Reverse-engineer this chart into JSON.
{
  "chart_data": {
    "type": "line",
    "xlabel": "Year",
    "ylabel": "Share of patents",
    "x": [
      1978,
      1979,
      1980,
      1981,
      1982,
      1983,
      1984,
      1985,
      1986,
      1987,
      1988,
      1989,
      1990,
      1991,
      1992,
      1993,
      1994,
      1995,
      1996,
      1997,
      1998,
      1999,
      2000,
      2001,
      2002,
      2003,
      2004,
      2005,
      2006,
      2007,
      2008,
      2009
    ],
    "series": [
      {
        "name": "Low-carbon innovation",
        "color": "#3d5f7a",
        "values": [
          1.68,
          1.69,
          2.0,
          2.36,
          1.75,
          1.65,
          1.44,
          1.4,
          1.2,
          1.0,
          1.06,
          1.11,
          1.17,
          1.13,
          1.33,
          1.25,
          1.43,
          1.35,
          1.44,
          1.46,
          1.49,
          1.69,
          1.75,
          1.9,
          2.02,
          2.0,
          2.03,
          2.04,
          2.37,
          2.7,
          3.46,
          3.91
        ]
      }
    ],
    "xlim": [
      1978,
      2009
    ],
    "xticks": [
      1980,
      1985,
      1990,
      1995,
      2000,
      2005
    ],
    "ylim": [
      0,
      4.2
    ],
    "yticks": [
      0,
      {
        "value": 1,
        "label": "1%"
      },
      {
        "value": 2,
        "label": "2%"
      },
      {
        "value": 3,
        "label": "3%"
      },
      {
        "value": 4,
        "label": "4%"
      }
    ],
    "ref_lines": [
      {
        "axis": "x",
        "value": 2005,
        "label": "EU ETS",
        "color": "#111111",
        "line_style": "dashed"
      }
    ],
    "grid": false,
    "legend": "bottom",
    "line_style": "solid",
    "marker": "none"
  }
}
_ _ _
■ YOUR GOAL ■
Give an exact repetition of all the material.

■ EXERCISE RESPONSE ■
Reverse-engineer this chart into JSON.
{
  "chart_data": {
    "type": "line",
    "xlabel": "Year",
    "ylabel": "Share of patents",
    "x": [
      1978,
      1979,
      1980,
      1981,
      1982,
      1983,
      1984,
      1985,
      1986,
      1987,
      1988,
      1989,
      1990,
      1991,
      1992,
      1993,
      1994,
      1995,
      1996,
      1997,
      1998,
      1999,
      2000,
      2001,
      2002,
      2003,
      2004,
      2005,
      2006,
      2007,
      2008,
      2009
    ],
    "series": [
      {
        "name": "Low-carbon innovation",
        "color": "#3d5f7a",
        "values": [
          1.68,
          1.69,
          2.0,
          2.36,
          1.75,
          1.65,
          1.44,
          1.4,
          1.2,
          1.0,
          1.06,
          1.11,
          1.17,
          1.13,
          1.33,
          1.25,
          1.43,
          1.35,
          1.44,
          1.46,
          1.49,
          1.69,
          1.75,
          1.9,
          2.02,
          2.0,
          2.03,
          2.04,
          2.37,
          2.7,
          3.46,
          3.91
        ]
      }
    ],
    "xlim": [
      1978,
      2009
    ],
    "xticks": [
      1980,
      1985,
      1990,
      1995,
      2000,
      2005
    ],
    "ylim": [
      0,
      4.2
    ],
    "yticks": [
      0,
      {
        "value": 1,
        "label": "1%"
      },
      {
        "value": 2,
        "label": "2%"
      },
      {
        "value": 3,
        "label": "3%"
      },
      {
        "value": 4,
        "label": "4%"
      }
    ],
    "ref_lines": [
      {
        "axis": "x",
        "value": 2005,
        "label": "EU ETS",
        "color": "#111111",
        "line_style": "dashed"
      }
    ],
    "grid": false,
    "legend": "bottom",
    "line_style": "solid",
    "marker": "none"
  }
}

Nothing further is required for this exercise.